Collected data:
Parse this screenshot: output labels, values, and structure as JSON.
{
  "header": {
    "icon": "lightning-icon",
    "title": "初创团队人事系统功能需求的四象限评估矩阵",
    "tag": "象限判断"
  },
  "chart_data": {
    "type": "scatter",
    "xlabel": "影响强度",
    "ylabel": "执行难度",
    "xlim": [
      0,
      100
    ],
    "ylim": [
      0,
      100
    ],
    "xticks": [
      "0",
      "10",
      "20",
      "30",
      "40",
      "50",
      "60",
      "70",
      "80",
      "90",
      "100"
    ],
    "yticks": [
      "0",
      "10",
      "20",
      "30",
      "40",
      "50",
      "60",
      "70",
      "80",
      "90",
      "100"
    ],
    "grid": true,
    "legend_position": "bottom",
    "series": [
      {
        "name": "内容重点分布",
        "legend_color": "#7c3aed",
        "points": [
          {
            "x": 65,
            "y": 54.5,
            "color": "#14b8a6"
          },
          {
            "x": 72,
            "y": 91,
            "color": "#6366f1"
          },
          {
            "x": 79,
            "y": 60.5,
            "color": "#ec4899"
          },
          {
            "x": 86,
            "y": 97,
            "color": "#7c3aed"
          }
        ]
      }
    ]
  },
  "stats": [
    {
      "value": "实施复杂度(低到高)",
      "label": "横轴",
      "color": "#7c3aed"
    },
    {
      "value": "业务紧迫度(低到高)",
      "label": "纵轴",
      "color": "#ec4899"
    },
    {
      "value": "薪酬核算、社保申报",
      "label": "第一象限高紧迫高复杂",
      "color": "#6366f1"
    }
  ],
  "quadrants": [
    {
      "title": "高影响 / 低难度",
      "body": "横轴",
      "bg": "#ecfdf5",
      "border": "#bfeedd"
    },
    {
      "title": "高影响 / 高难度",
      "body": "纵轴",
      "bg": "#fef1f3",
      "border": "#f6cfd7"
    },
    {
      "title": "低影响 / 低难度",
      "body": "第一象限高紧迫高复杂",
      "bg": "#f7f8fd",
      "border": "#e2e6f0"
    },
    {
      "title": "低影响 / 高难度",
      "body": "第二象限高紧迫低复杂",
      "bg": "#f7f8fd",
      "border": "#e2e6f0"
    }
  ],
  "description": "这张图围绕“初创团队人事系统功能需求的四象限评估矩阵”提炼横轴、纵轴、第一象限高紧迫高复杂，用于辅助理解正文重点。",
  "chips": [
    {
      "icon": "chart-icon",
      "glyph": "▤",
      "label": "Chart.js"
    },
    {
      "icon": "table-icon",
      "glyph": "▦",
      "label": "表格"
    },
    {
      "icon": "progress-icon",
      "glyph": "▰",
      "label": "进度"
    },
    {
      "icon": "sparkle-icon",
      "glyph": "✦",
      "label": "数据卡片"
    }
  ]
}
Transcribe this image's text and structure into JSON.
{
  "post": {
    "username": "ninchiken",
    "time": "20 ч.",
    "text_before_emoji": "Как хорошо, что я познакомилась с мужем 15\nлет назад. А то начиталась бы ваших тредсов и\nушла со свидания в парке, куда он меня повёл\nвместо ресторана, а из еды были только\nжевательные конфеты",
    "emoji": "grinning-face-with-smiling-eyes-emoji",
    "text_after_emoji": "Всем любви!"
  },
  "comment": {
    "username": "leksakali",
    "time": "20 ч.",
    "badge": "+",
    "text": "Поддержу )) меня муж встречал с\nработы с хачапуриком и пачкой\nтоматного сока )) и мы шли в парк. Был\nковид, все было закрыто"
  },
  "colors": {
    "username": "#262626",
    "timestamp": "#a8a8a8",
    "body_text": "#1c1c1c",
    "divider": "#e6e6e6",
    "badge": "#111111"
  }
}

* Work to be completed:
Output the entries verbatim.

* Answer to the problem:
Parse this screenshot: output labels, values, and structure as JSON.
{
  "header": {
    "icon": "lightning-icon",
    "title": "初创团队人事系统功能需求的四象限评估矩阵",
    "tag": "象限判断"
  },
  "chart_data": {
    "type": "scatter",
    "xlabel": "影响强度",
    "ylabel": "执行难度",
    "xlim": [
      0,
      100
    ],
    "ylim": [
      0,
      100
    ],
    "xticks": [
      "0",
      "10",
      "20",
      "30",
      "40",
      "50",
      "60",
      "70",
      "80",
      "90",
      "100"
    ],
    "yticks": [
      "0",
      "10",
      "20",
      "30",
      "40",
      "50",
      "60",
      "70",
      "80",
      "90",
      "100"
    ],
    "grid": true,
    "legend_position": "bottom",
    "series": [
      {
        "name": "内容重点分布",
        "legend_color": "#7c3aed",
        "points": [
          {
            "x": 65,
            "y": 54.5,
            "color": "#14b8a6"
          },
          {
            "x": 72,
            "y": 91,
            "color": "#6366f1"
          },
          {
            "x": 79,
            "y": 60.5,
            "color": "#ec4899"
          },
          {
            "x": 86,
            "y": 97,
            "color": "#7c3aed"
          }
        ]
      }
    ]
  },
  "stats": [
    {
      "value": "实施复杂度(低到高)",
      "label": "横轴",
      "color": "#7c3aed"
    },
    {
      "value": "业务紧迫度(低到高)",
      "label": "纵轴",
      "color": "#ec4899"
    },
    {
      "value": "薪酬核算、社保申报",
      "label": "第一象限高紧迫高复杂",
      "color": "#6366f1"
    }
  ],
  "quadrants": [
    {
      "title": "高影响 / 低难度",
      "body": "横轴",
      "bg": "#ecfdf5",
      "border": "#bfeedd"
    },
    {
      "title": "高影响 / 高难度",
      "body": "纵轴",
      "bg": "#fef1f3",
      "border": "#f6cfd7"
    },
    {
      "title": "低影响 / 低难度",
      "body": "第一象限高紧迫高复杂",
      "bg": "#f7f8fd",
      "border": "#e2e6f0"
    },
    {
      "title": "低影响 / 高难度",
      "body": "第二象限高紧迫低复杂",
      "bg": "#f7f8fd",
      "border": "#e2e6f0"
    }
  ],
  "description": "这张图围绕“初创团队人事系统功能需求的四象限评估矩阵”提炼横轴、纵轴、第一象限高紧迫高复杂，用于辅助理解正文重点。",
  "chips": [
    {
      "icon": "chart-icon",
      "glyph": "▤",
      "label": "Chart.js"
    },
    {
      "icon": "table-icon",
      "glyph": "▦",
      "label": "表格"
    },
    {
      "icon": "progress-icon",
      "glyph": "▰",
      "label": "进度"
    },
    {
      "icon": "sparkle-icon",
      "glyph": "✦",
      "label": "数据卡片"
    }
  ]
}
Transcribe this image's text and structure into JSON.
{
  "post": {
    "username": "ninchiken",
    "time": "20 ч.",
    "text_before_emoji": "Как хорошо, что я познакомилась с мужем 15\nлет назад. А то начиталась бы ваших тредсов и\nушла со свидания в парке, куда он меня повёл\nвместо ресторана, а из еды были только\nжевательные конфеты",
    "emoji": "grinning-face-with-smiling-eyes-emoji",
    "text_after_emoji": "Всем любви!"
  },
  "comment": {
    "username": "leksakali",
    "time": "20 ч.",
    "badge": "+",
    "text": "Поддержу )) меня муж встречал с\nработы с хачапуриком и пачкой\nтоматного сока )) и мы шли в парк. Был\nковид, все было закрыто"
  },
  "colors": {
    "username": "#262626",
    "timestamp": "#a8a8a8",
    "body_text": "#1c1c1c",
    "divider": "#e6e6e6",
    "badge": "#111111"
  }
}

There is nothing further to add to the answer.